* **Request**:
Your task is to reproduce the material exactly.

* **Input for this task**:
==============================

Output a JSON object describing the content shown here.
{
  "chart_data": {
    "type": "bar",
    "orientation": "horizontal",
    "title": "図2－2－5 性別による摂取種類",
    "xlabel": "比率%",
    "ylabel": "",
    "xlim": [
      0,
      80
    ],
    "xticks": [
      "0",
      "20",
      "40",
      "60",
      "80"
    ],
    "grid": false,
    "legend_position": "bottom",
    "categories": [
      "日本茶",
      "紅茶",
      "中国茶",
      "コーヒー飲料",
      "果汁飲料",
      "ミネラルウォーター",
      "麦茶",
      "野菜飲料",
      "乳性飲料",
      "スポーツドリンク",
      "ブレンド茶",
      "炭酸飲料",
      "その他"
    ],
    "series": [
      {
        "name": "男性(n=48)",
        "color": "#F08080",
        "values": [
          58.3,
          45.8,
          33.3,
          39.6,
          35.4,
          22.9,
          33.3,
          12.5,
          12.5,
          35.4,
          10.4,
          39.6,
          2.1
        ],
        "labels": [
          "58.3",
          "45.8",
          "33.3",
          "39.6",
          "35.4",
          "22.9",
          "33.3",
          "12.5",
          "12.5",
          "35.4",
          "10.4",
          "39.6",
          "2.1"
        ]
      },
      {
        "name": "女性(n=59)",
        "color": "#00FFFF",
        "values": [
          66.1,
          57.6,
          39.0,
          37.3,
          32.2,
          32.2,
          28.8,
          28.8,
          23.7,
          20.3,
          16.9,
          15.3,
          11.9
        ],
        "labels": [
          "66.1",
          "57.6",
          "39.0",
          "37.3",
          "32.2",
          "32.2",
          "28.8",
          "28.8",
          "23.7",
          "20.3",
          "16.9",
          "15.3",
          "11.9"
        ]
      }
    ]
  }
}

==============================

* **Solution for this problem**:
Output a JSON object describing the content shown here.
{
  "chart_data": {
    "type": "bar",
    "orientation": "horizontal",
    "title": "図2－2－5 性別による摂取種類",
    "xlabel": "比率%",
    "ylabel": "",
    "xlim": [
      0,
      80
    ],
    "xticks": [
      "0",
      "20",
      "40",
      "60",
      "80"
    ],
    "grid": false,
    "legend_position": "bottom",
    "categories": [
      "日本茶",
      "紅茶",
      "中国茶",
      "コーヒー飲料",
      "果汁飲料",
      "ミネラルウォーター",
      "麦茶",
      "野菜飲料",
      "乳性飲料",
      "スポーツドリンク",
      "ブレンド茶",
      "炭酸飲料",
      "その他"
    ],
    "series": [
      {
        "name": "男性(n=48)",
        "color": "#F08080",
        "values": [
          58.3,
          45.8,
          33.3,
          39.6,
          35.4,
          22.9,
          33.3,
          12.5,
          12.5,
          35.4,
          10.4,
          39.6,
          2.1
        ],
        "labels": [
          "58.3",
          "45.8",
          "33.3",
          "39.6",
          "35.4",
          "22.9",
          "33.3",
          "12.5",
          "12.5",
          "35.4",
          "10.4",
          "39.6",
          "2.1"
        ]
      },
      {
        "name": "女性(n=59)",
        "color": "#00FFFF",
        "values": [
          66.1,
          57.6,
          39.0,
          37.3,
          32.2,
          32.2,
          28.8,
          28.8,
          23.7,
          20.3,
          16.9,
          15.3,
          11.9
        ],
        "labels": [
          "66.1",
          "57.6",
          "39.0",
          "37.3",
          "32.2",
          "32.2",
          "28.8",
          "28.8",
          "23.7",
          "20.3",
          "16.9",
          "15.3",
          "11.9"
        ]
      }
    ]
  }
}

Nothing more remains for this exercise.